**Exercise requirements:**
Without the pictures, return all of the material exactly as written.

Stored records:
--------

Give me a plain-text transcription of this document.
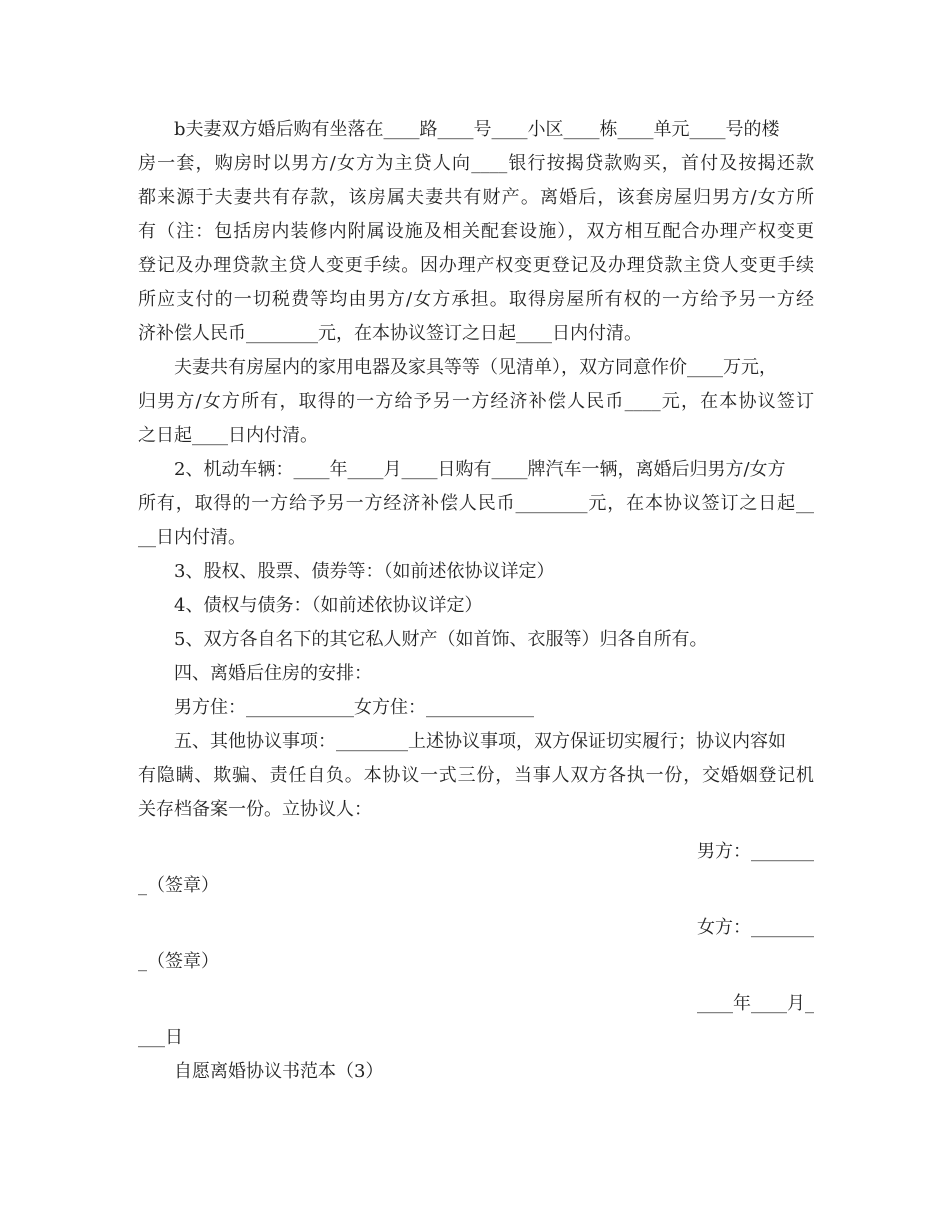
b夫妻双方婚后购有坐落在____路____号____小区____栋____单元____号的楼
房一套，购房时以男方/女方为主贷人向____银行按揭贷款购买，首付及按揭还款
都来源于夫妻共有存款，该房属夫妻共有财产。离婚后，该套房屋归男方/女方所
有（注：包括房内装修内附属设施及相关配套设施），双方相互配合办理产权变更
登记及办理贷款主贷人变更手续。因办理产权变更登记及办理贷款主贷人变更手续
所应支付的一切税费等均由男方/女方承担。取得房屋所有权的一方给予另一方经
济补偿人民币________元，在本协议签订之日起____日内付清。
夫妻共有房屋内的家用电器及家具等等（见清单），双方同意作价____万元，
归男方/女方所有，取得的一方给予另一方经济补偿人民币____元，在本协议签订
之日起____日内付清。
2、机动车辆：____年____月____日购有____牌汽车一辆，离婚后归男方/女方
所有，取得的一方给予另一方经济补偿人民币________元，在本协议签订之日起__
__日内付清。
3、股权、股票、债券等：（如前述依协议详定）
4、债权与债务：（如前述依协议详定）
5、双方各自名下的其它私人财产（如首饰、衣服等）归各自所有。
四、离婚后住房的安排：
男方住：____________女方住：____________
五、其他协议事项：________上述协议事项，双方保证切实履行；协议内容如
有隐瞒、欺骗、责任自负。本协议一式三份，当事人双方各执一份，交婚姻登记机
关存档备案一份。立协议人：
男方：_______
_（签章）
女方：_______
_（签章）
____年____月_
___日
自愿离婚协议书范本（3）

--------

**Response to this exercise:**
Give me a plain-text transcription of this document.
b夫妻双方婚后购有坐落在____路____号____小区____栋____单元____号的楼
房一套，购房时以男方/女方为主贷人向____银行按揭贷款购买，首付及按揭还款
都来源于夫妻共有存款，该房属夫妻共有财产。离婚后，该套房屋归男方/女方所
有（注：包括房内装修内附属设施及相关配套设施），双方相互配合办理产权变更
登记及办理贷款主贷人变更手续。因办理产权变更登记及办理贷款主贷人变更手续
所应支付的一切税费等均由男方/女方承担。取得房屋所有权的一方给予另一方经
济补偿人民币________元，在本协议签订之日起____日内付清。
夫妻共有房屋内的家用电器及家具等等（见清单），双方同意作价____万元，
归男方/女方所有，取得的一方给予另一方经济补偿人民币____元，在本协议签订
之日起____日内付清。
2、机动车辆：____年____月____日购有____牌汽车一辆，离婚后归男方/女方
所有，取得的一方给予另一方经济补偿人民币________元，在本协议签订之日起__
__日内付清。
3、股权、股票、债券等：（如前述依协议详定）
4、债权与债务：（如前述依协议详定）
5、双方各自名下的其它私人财产（如首饰、衣服等）归各自所有。
四、离婚后住房的安排：
男方住：____________女方住：____________
五、其他协议事项：________上述协议事项，双方保证切实履行；协议内容如
有隐瞒、欺骗、责任自负。本协议一式三份，当事人双方各执一份，交婚姻登记机
关存档备案一份。立协议人：
男方：_______
_（签章）
女方：_______
_（签章）
____年____月_
___日
自愿离婚协议书范本（3）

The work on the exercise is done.